▼▼▼

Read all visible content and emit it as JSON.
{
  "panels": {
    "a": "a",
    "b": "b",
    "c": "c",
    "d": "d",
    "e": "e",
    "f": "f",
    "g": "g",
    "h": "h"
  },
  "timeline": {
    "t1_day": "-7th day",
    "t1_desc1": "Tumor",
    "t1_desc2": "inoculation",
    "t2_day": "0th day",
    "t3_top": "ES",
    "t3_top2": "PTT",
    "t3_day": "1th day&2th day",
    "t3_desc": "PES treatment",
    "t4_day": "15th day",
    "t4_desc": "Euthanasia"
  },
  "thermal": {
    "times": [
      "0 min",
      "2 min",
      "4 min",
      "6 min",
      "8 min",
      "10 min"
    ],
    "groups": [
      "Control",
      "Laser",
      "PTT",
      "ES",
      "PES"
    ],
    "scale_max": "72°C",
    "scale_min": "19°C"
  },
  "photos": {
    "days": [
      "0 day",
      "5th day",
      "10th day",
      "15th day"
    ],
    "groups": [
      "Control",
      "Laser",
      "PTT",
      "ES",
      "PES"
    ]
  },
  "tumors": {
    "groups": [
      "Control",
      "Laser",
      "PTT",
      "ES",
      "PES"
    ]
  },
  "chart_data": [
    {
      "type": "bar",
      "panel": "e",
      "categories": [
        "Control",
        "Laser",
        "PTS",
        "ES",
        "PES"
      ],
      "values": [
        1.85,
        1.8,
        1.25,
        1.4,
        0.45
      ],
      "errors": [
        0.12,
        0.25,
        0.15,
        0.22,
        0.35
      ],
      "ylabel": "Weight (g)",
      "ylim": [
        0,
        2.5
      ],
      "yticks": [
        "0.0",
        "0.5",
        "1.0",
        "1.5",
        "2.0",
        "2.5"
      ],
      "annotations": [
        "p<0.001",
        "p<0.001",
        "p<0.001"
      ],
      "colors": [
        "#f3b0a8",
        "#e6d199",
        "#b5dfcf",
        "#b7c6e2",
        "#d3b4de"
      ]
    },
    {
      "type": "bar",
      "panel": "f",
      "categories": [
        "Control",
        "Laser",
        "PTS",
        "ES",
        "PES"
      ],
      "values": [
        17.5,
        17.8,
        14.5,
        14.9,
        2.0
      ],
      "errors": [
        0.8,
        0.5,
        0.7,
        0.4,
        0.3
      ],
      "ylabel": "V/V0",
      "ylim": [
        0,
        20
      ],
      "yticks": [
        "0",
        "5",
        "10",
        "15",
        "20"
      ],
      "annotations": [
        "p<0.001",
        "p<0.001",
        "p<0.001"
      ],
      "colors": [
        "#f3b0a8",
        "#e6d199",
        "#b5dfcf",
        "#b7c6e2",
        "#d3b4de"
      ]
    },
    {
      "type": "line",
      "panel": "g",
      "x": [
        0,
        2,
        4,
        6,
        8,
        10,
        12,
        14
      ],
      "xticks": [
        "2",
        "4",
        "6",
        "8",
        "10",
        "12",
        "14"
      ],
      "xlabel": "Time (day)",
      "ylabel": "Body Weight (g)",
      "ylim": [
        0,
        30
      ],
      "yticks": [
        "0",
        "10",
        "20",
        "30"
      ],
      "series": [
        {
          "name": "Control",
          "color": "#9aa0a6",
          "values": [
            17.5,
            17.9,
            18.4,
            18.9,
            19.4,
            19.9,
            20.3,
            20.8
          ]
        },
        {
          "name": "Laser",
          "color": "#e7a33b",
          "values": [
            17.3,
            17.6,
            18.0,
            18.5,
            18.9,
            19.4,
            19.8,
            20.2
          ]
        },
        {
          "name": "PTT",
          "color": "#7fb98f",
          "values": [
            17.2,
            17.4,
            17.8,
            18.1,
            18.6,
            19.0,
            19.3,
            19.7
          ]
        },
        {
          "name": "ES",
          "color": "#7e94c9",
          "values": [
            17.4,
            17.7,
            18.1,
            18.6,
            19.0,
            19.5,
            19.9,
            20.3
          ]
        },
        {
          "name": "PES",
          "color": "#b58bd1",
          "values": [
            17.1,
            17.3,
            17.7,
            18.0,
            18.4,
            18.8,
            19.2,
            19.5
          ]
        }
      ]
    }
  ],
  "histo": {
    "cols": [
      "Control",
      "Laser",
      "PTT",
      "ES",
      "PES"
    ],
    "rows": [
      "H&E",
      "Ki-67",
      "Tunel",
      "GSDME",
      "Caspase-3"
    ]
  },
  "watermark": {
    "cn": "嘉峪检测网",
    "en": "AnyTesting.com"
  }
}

▲▲▲

▸ WHAT IS NEEDED
Copy the records. Each line should match exactly.

▸ WRITTEN SOLUTION
Read all visible content and emit it as JSON.
{
  "panels": {
    "a": "a",
    "b": "b",
    "c": "c",
    "d": "d",
    "e": "e",
    "f": "f",
    "g": "g",
    "h": "h"
  },
  "timeline": {
    "t1_day": "-7th day",
    "t1_desc1": "Tumor",
    "t1_desc2": "inoculation",
    "t2_day": "0th day",
    "t3_top": "ES",
    "t3_top2": "PTT",
    "t3_day": "1th day&2th day",
    "t3_desc": "PES treatment",
    "t4_day": "15th day",
    "t4_desc": "Euthanasia"
  },
  "thermal": {
    "times": [
      "0 min",
      "2 min",
      "4 min",
      "6 min",
      "8 min",
      "10 min"
    ],
    "groups": [
      "Control",
      "Laser",
      "PTT",
      "ES",
      "PES"
    ],
    "scale_max": "72°C",
    "scale_min": "19°C"
  },
  "photos": {
    "days": [
      "0 day",
      "5th day",
      "10th day",
      "15th day"
    ],
    "groups": [
      "Control",
      "Laser",
      "PTT",
      "ES",
      "PES"
    ]
  },
  "tumors": {
    "groups": [
      "Control",
      "Laser",
      "PTT",
      "ES",
      "PES"
    ]
  },
  "chart_data": [
    {
      "type": "bar",
      "panel": "e",
      "categories": [
        "Control",
        "Laser",
        "PTS",
        "ES",
        "PES"
      ],
      "values": [
        1.85,
        1.8,
        1.25,
        1.4,
        0.45
      ],
      "errors": [
        0.12,
        0.25,
        0.15,
        0.22,
        0.35
      ],
      "ylabel": "Weight (g)",
      "ylim": [
        0,
        2.5
      ],
      "yticks": [
        "0.0",
        "0.5",
        "1.0",
        "1.5",
        "2.0",
        "2.5"
      ],
      "annotations": [
        "p<0.001",
        "p<0.001",
        "p<0.001"
      ],
      "colors": [
        "#f3b0a8",
        "#e6d199",
        "#b5dfcf",
        "#b7c6e2",
        "#d3b4de"
      ]
    },
    {
      "type": "bar",
      "panel": "f",
      "categories": [
        "Control",
        "Laser",
        "PTS",
        "ES",
        "PES"
      ],
      "values": [
        17.5,
        17.8,
        14.5,
        14.9,
        2.0
      ],
      "errors": [
        0.8,
        0.5,
        0.7,
        0.4,
        0.3
      ],
      "ylabel": "V/V0",
      "ylim": [
        0,
        20
      ],
      "yticks": [
        "0",
        "5",
        "10",
        "15",
        "20"
      ],
      "annotations": [
        "p<0.001",
        "p<0.001",
        "p<0.001"
      ],
      "colors": [
        "#f3b0a8",
        "#e6d199",
        "#b5dfcf",
        "#b7c6e2",
        "#d3b4de"
      ]
    },
    {
      "type": "line",
      "panel": "g",
      "x": [
        0,
        2,
        4,
        6,
        8,
        10,
        12,
        14
      ],
      "xticks": [
        "2",
        "4",
        "6",
        "8",
        "10",
        "12",
        "14"
      ],
      "xlabel": "Time (day)",
      "ylabel": "Body Weight (g)",
      "ylim": [
        0,
        30
      ],
      "yticks": [
        "0",
        "10",
        "20",
        "30"
      ],
      "series": [
        {
          "name": "Control",
          "color": "#9aa0a6",
          "values": [
            17.5,
            17.9,
            18.4,
            18.9,
            19.4,
            19.9,
            20.3,
            20.8
          ]
        },
        {
          "name": "Laser",
          "color": "#e7a33b",
          "values": [
            17.3,
            17.6,
            18.0,
            18.5,
            18.9,
            19.4,
            19.8,
            20.2
          ]
        },
        {
          "name": "PTT",
          "color": "#7fb98f",
          "values": [
            17.2,
            17.4,
            17.8,
            18.1,
            18.6,
            19.0,
            19.3,
            19.7
          ]
        },
        {
          "name": "ES",
          "color": "#7e94c9",
          "values": [
            17.4,
            17.7,
            18.1,
            18.6,
            19.0,
            19.5,
            19.9,
            20.3
          ]
        },
        {
          "name": "PES",
          "color": "#b58bd1",
          "values": [
            17.1,
            17.3,
            17.7,
            18.0,
            18.4,
            18.8,
            19.2,
            19.5
          ]
        }
      ]
    }
  ],
  "histo": {
    "cols": [
      "Control",
      "Laser",
      "PTT",
      "ES",
      "PES"
    ],
    "rows": [
      "H&E",
      "Ki-67",
      "Tunel",
      "GSDME",
      "Caspase-3"
    ]
  },
  "watermark": {
    "cn": "嘉峪检测网",
    "en": "AnyTesting.com"
  }
}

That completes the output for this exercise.